+++ SEITENAUSZUG +++

Zum Dank saß der Regierende Bürgermeister Eberhard Diepgen brav in der ersten Reihe. Sein Vorgänger Richard von Weizsäcker war gemeinsam mit Stellvertreter Heinrich Lummer anlässlich einer früheren Jubiläumssendung ebenfalls mal im Studio gewesen. Im Studio Eins der Berliner Union-Film, kurz: UFA. Da konnte man durchaus wehmütig werden als eingefleischter Frontstädter. Hier hatte Heinz Rühmann noch vor der Kamera gestanden, als draußen längst der letzte Kampf um Berlin tobte. Und jetzt hockte in jeder Sendung stellvertretend für alle Trümmerfrauen die sogenannte »Hitparadenoma« Frieda Zölle, eine 1902 geborene Dame mit dicker Brille und pastellfarbenen Kleidern.

Auf Heck folgte Viktor Worms, der für seine Hitparadenpremiere das erste Mal nach Berlin gekommen war. Viktor Worms – selten sah ein Mann so aus wie er hieß. Aber irgendwie passte seine unbeschwert belanglose Art gut zu der Musik, die bald neben zeitlos schlechten Schlagern vor allem aus Retortenprodukten von Leuten wie Michael Cretu, Ralph Siegel und Dieter Bohlen bestand. Bohlen hatte auch den neuen Vorspann zur Sendung unterdudelt. Sandra, immer wieder Sandra, C.C. Catch und Chris Norman, Blue System und Bad Boys Blue. Und dazwischen ein dauergrinsender, überschminkter, magersüchtiger Moderator mit dem Esprit einer lila getönten 30 Watt-Glühbirne. Im Publikum saßen die schlecht aussehendsten Menschen der 80er Jahre, klatschten stupide mit, während minderjährige Mädchen und vermutlich schlecht bezahlte Volljährige den Singenden in Zellophan verpackte Blumen und Teddybären überreichten und dafür ein Küsschen auf die Wange bekamen. Zum Beispiel von David Hasselhoff. Dessen Looking for Freedom« war schon vom Thema her der Hit des Jahres 1989.

+++

**AUFGABENSTELLUNG:** Gib den Abschnitt des Seitenauszugs von „Zum Dank saß“ bis einschließlich „und pastellfarbenen Kleidern.“ wortgetreu wieder.

+++ ANGEZEIGTE INFORMATIONEN +++

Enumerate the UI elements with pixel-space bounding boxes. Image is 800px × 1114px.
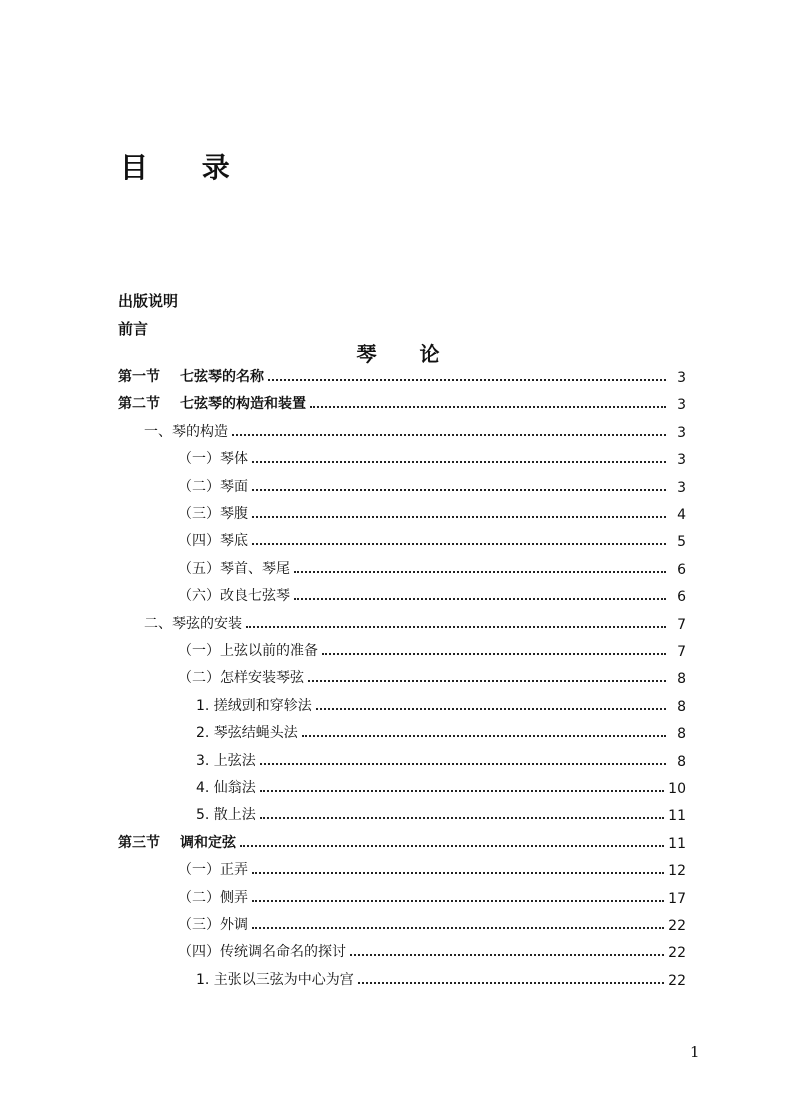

+++

**SCHRIFTLICHE ANTWORT:**
Zum Dank saß der Regierende Bürgermeister Eberhard Diepgen brav in der ersten Reihe. Sein Vorgänger Richard von Weizsäcker war gemeinsam mit Stellvertreter Heinrich Lummer anlässlich einer früheren Jubiläumssendung ebenfalls mal im Studio gewesen. Im Studio Eins der Berliner Union-Film, kurz: UFA. Da konnte man durchaus wehmütig werden als eingefleischter Frontstädter. Hier hatte Heinz Rühmann noch vor der Kamera gestanden, als draußen längst der letzte Kampf um Berlin tobte. Und jetzt hockte in jeder Sendung stellvertretend für alle Trümmerfrauen die sogenannte »Hitparadenoma« Frieda Zölle, eine 1902 geborene Dame mit dicker Brille und pastellfarbenen Kleidern.